# DIRECTION:
Convert every line of the rows below into a Markdown table with a Line column holding the row number and a Text column holding the line. Omit blank lines and leave the pictures out.

# DATA FOR THE TASK:

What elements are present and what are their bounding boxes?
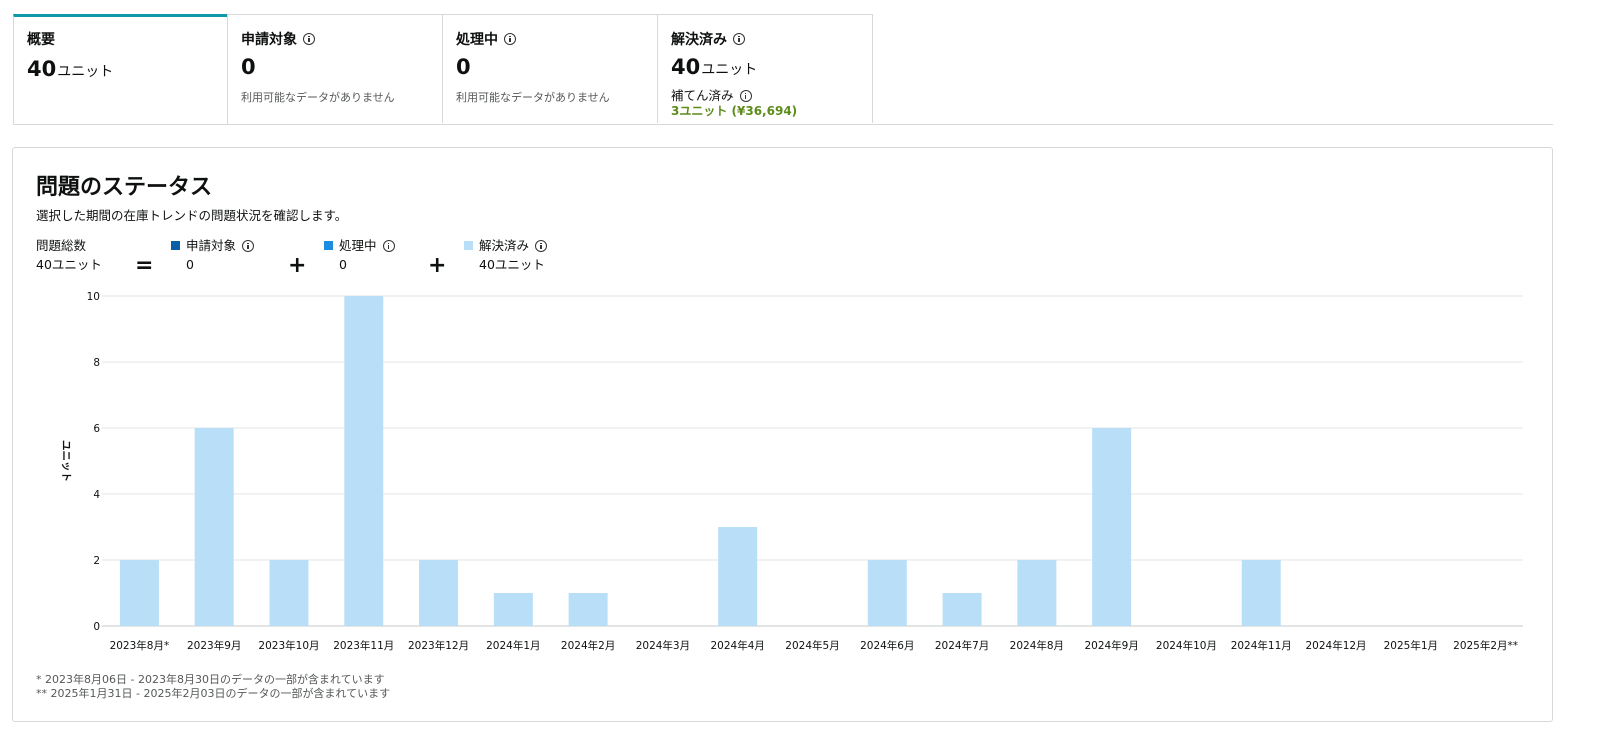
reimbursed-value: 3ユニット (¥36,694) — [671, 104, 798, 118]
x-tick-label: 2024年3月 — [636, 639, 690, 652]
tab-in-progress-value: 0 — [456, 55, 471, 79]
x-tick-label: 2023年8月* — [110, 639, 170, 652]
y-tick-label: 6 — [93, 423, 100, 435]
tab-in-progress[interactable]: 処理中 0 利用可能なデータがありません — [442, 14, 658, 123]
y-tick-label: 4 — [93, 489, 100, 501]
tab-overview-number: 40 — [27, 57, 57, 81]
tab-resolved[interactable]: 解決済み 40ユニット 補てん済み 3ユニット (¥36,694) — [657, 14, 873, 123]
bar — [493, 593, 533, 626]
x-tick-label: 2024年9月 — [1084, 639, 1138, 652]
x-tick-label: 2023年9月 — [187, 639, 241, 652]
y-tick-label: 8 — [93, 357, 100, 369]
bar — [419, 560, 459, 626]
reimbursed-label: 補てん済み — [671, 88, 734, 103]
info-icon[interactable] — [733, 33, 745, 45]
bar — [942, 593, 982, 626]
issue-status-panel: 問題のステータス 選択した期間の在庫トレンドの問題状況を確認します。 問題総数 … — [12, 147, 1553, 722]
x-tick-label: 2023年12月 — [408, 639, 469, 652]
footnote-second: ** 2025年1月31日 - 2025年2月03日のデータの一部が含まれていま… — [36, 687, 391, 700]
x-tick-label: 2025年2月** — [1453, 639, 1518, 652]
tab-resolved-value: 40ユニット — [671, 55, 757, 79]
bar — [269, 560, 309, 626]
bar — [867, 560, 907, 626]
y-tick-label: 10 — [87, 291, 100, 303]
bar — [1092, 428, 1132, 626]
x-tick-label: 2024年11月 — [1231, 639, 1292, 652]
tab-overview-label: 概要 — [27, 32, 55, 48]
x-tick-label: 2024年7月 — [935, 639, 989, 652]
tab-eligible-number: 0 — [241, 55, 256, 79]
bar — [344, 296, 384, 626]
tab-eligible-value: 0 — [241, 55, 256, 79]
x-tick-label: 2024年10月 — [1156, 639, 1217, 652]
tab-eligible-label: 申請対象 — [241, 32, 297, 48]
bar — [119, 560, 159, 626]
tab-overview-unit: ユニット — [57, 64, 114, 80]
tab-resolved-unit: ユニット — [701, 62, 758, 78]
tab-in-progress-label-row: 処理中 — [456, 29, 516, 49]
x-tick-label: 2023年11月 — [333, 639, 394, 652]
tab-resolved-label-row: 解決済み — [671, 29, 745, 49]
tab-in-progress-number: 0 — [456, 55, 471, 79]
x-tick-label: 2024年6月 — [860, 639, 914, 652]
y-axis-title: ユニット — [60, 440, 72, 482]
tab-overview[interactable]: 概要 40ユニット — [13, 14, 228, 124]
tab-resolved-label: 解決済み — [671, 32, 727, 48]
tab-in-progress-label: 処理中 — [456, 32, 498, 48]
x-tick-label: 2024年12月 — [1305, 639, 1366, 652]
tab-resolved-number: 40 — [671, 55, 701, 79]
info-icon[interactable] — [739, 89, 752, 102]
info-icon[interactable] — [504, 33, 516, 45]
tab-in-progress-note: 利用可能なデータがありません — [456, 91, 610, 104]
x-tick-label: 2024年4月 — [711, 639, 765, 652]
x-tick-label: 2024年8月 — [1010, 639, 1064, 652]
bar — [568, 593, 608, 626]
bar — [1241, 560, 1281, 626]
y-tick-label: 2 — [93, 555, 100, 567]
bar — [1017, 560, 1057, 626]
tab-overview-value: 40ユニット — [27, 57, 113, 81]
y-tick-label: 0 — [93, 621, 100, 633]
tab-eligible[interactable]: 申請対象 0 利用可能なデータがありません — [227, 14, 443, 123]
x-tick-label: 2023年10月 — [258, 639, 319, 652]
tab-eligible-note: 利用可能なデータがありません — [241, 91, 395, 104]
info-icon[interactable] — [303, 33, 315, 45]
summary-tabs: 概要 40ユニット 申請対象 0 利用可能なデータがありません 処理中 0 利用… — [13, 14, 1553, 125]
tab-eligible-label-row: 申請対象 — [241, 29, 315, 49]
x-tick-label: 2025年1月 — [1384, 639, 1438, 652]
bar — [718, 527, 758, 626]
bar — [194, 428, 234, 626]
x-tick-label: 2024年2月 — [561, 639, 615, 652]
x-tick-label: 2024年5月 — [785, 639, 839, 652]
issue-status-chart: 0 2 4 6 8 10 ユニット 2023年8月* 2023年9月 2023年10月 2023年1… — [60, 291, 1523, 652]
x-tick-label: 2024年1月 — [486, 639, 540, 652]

# WRITTEN SOLUTION:
| Line | Text |
|---|---|
| 1 | What elements are present and what are their bounding boxes? |
| 2 | reimbursed-value: 3ユニット (¥36,694) — [671, 104, 798, 118] |
| 3 | x-tick-label: 2024年3月 — [636, 639, 690, 652] |
| 4 | tab-in-progress-value: 0 — [456, 55, 471, 79] |
| 5 | x-tick-label: 2023年8月* — [110, 639, 170, 652] |
| 6 | y-tick-label: 6 — [93, 423, 100, 435] |
| 7 | tab-in-progress[interactable]: 処理中 0 利用可能なデータがありません — [442, 14, 658, 123] |
| 8 | y-tick-label: 4 — [93, 489, 100, 501] |
| 9 | tab-overview-number: 40 — [27, 57, 57, 81] |
| 10 | tab-resolved[interactable]: 解決済み 40ユニット 補てん済み 3ユニット (¥36,694) — [657, 14, 873, 123] |
| 11 | bar — [493, 593, 533, 626] |
| 12 | x-tick-label: 2024年9月 — [1084, 639, 1138, 652] |
| 13 | x-tick-label: 2023年9月 — [187, 639, 241, 652] |
| 14 | y-tick-label: 8 — [93, 357, 100, 369] |
| 15 | bar — [419, 560, 459, 626] |
| 16 | reimbursed-label: 補てん済み — [671, 88, 734, 103] |
| 17 | info-icon[interactable] — [733, 33, 745, 45] |
| 18 | bar — [942, 593, 982, 626] |
| 19 | issue-status-panel: 問題のステータス 選択した期間の在庫トレンドの問題状況を確認します。 問題総数 … — [12, 147, 1553, 722] |
| 20 | x-tick-label: 2023年12月 — [408, 639, 469, 652] |
| 21 | footnote-second: ** 2025年1月31日 - 2025年2月03日のデータの一部が含まれていま… — [36, 687, 391, 700] |
| 22 | x-tick-label: 2025年2月** — [1453, 639, 1518, 652] |
| 23 | tab-resolved-value: 40ユニット — [671, 55, 757, 79] |
| 24 | bar — [269, 560, 309, 626] |
| 25 | bar — [867, 560, 907, 626] |
| 26 | y-tick-label: 10 — [87, 291, 100, 303] |
| 27 | bar — [1092, 428, 1132, 626] |
| 28 | x-tick-label: 2024年11月 — [1231, 639, 1292, 652] |
| 29 | tab-overview-label: 概要 — [27, 32, 55, 48] |
| 30 | x-tick-label: 2024年7月 — [935, 639, 989, 652] |
| 31 | tab-eligible-number: 0 — [241, 55, 256, 79] |
| 32 | bar — [344, 296, 384, 626] |
| 33 | tab-eligible-value: 0 — [241, 55, 256, 79] |
| 34 | x-tick-label: 2024年10月 — [1156, 639, 1217, 652] |
| 35 | tab-eligible-label: 申請対象 — [241, 32, 297, 48] |
| 36 | bar — [119, 560, 159, 626] |
| 37 | tab-overview-unit: ユニット — [57, 64, 114, 80] |
| 38 | tab-resolved-unit: ユニット — [701, 62, 758, 78] |
| 39 | tab-in-progress-label-row: 処理中 — [456, 29, 516, 49] |
| 40 | x-tick-label: 2023年11月 — [333, 639, 394, 652] |
| 41 | tab-resolved-label-row: 解決済み — [671, 29, 745, 49] |
| 42 | tab-in-progress-number: 0 — [456, 55, 471, 79] |
| 43 | x-tick-label: 2024年6月 — [860, 639, 914, 652] |
| 44 | y-axis-title: ユニット — [60, 440, 72, 482] |
| 45 | tab-overview[interactable]: 概要 40ユニット — [13, 14, 228, 124] |
| 46 | tab-resolved-label: 解決済み — [671, 32, 727, 48] |
| 47 | tab-in-progress-label: 処理中 — [456, 32, 498, 48] |
| 48 | x-tick-label: 2024年12月 — [1305, 639, 1366, 652] |
| 49 | tab-resolved-number: 40 — [671, 55, 701, 79] |
| 50 | info-icon[interactable] — [739, 89, 752, 102] |
| 51 | info-icon[interactable] — [504, 33, 516, 45] |
| 52 | tab-in-progress-note: 利用可能なデータがありません — [456, 91, 610, 104] |
| 53 | x-tick-label: 2024年4月 — [711, 639, 765, 652] |
| 54 | x-tick-label: 2024年8月 — [1010, 639, 1064, 652] |
| 55 | bar — [568, 593, 608, 626] |
| 56 | bar — [1241, 560, 1281, 626] |
| 57 | y-tick-label: 2 — [93, 555, 100, 567] |
| 58 | bar — [1017, 560, 1057, 626] |
| 59 | tab-overview-value: 40ユニット — [27, 57, 113, 81] |
| 60 | y-tick-label: 0 — [93, 621, 100, 633] |
| 61 | tab-eligible[interactable]: 申請対象 0 利用可能なデータがありません — [227, 14, 443, 123] |
| 62 | x-tick-label: 2023年10月 — [258, 639, 319, 652] |
| 63 | tab-eligible-note: 利用可能なデータがありません — [241, 91, 395, 104] |
| 64 | info-icon[interactable] — [303, 33, 315, 45] |
| 65 | summary-tabs: 概要 40ユニット 申請対象 0 利用可能なデータがありません 処理中 0 利用… — [13, 14, 1553, 125] |
| 66 | tab-eligible-label-row: 申請対象 — [241, 29, 315, 49] |
| 67 | x-tick-label: 2025年1月 — [1384, 639, 1438, 652] |
| 68 | bar — [718, 527, 758, 626] |
| 69 | bar — [194, 428, 234, 626] |
| 70 | x-tick-label: 2024年2月 — [561, 639, 615, 652] |
| 71 | x-tick-label: 2024年5月 — [785, 639, 839, 652] |
| 72 | issue-status-chart: 0 2 4 6 8 10 ユニット 2023年8月* 2023年9月 2023年10月 2023年1… — [60, 291, 1523, 652] |
| 73 | x-tick-label: 2024年1月 — [486, 639, 540, 652] |